BEGIN Extracted entries
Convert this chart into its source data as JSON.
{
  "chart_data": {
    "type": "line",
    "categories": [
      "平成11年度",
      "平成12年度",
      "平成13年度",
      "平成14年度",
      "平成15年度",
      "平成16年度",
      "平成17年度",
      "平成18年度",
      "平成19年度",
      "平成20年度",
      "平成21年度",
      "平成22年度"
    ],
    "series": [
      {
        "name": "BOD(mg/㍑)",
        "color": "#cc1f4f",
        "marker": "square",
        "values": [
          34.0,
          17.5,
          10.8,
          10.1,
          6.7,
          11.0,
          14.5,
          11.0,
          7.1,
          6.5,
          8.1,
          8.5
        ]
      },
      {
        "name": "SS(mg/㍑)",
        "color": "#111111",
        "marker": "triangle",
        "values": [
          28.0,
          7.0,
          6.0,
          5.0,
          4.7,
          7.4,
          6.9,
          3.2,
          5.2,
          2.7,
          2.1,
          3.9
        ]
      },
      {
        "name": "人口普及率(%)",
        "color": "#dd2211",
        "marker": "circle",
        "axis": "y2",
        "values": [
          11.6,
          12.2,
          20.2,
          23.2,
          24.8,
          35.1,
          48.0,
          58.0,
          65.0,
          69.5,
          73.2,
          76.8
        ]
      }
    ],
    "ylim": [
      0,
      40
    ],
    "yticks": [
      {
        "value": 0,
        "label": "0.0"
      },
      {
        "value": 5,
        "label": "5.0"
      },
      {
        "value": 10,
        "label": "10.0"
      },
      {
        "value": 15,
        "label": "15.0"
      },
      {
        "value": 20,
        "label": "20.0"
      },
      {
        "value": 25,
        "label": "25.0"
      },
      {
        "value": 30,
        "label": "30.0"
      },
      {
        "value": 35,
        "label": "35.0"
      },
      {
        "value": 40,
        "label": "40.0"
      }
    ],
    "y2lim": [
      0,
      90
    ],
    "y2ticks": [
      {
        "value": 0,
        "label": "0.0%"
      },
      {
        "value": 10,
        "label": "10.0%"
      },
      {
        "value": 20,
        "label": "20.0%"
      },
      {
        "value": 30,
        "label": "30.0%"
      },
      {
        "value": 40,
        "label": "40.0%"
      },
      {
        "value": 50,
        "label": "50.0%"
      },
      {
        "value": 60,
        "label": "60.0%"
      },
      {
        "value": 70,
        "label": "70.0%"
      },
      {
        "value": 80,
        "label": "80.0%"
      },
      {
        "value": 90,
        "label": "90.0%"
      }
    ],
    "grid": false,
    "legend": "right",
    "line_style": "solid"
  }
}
END Extracted entries
• **The exercise**
From the listing above, copy all lines holding the word "color".

• **Response**
        "color": "#cc1f4f",
        "color": "#111111",
        "color": "#dd2211",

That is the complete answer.